Assignment: In the records that follow, locate every line with "Ausschüttungen" and extract it.

Source records:
--- START ---

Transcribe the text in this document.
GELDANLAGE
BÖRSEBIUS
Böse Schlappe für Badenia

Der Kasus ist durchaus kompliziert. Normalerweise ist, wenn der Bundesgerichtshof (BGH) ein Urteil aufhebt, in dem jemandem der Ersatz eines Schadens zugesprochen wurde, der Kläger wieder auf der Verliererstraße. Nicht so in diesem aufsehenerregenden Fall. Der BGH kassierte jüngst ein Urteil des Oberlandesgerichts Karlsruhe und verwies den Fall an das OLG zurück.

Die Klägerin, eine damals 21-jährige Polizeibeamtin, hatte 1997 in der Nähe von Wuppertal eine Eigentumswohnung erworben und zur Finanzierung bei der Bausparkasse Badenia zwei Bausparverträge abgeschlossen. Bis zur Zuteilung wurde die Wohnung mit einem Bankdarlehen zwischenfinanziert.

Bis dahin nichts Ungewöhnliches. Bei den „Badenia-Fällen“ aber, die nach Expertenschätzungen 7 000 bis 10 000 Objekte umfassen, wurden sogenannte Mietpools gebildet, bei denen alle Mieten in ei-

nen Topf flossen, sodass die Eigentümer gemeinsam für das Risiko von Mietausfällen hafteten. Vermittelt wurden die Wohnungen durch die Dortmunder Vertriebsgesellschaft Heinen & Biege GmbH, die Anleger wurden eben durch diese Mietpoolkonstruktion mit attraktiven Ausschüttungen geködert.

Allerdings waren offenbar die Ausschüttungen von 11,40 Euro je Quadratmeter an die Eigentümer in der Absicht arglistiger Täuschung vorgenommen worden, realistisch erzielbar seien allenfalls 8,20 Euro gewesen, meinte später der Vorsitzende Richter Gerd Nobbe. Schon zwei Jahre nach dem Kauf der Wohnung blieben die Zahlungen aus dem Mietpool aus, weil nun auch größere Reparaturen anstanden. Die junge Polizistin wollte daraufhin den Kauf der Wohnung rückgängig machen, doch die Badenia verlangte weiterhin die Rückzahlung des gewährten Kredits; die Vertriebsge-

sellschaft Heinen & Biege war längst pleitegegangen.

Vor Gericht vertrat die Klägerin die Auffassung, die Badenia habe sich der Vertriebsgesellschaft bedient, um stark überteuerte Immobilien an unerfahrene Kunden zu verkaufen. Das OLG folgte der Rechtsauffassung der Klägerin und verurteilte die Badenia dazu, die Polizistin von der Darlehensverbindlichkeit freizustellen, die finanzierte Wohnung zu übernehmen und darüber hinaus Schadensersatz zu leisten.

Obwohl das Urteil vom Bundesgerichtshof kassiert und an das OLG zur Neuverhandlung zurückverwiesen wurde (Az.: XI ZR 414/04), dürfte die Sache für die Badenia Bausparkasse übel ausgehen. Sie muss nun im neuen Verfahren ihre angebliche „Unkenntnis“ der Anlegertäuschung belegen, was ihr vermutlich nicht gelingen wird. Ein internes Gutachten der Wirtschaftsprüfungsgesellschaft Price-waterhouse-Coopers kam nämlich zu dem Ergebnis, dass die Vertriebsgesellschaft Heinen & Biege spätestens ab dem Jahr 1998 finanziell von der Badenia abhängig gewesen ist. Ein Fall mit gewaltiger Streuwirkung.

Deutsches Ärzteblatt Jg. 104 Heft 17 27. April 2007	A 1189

--- END ---

Your solution:
nen Topf flossen, sodass die Eigentümer gemeinsam für das Risiko von Mietausfällen hafteten. Vermittelt wurden die Wohnungen durch die Dortmunder Vertriebsgesellschaft Heinen & Biege GmbH, die Anleger wurden eben durch diese Mietpoolkonstruktion mit attraktiven Ausschüttungen geködert.
Allerdings waren offenbar die Ausschüttungen von 11,40 Euro je Quadratmeter an die Eigentümer in der Absicht arglistiger Täuschung vorgenommen worden, realistisch erzielbar seien allenfalls 8,20 Euro gewesen, meinte später der Vorsitzende Richter Gerd Nobbe. Schon zwei Jahre nach dem Kauf der Wohnung blieben die Zahlungen aus dem Mietpool aus, weil nun auch größere Reparaturen anstanden. Die junge Polizistin wollte daraufhin den Kauf der Wohnung rückgängig machen, doch die Badenia verlangte weiterhin die Rückzahlung des gewährten Kredits; die Vertriebsge-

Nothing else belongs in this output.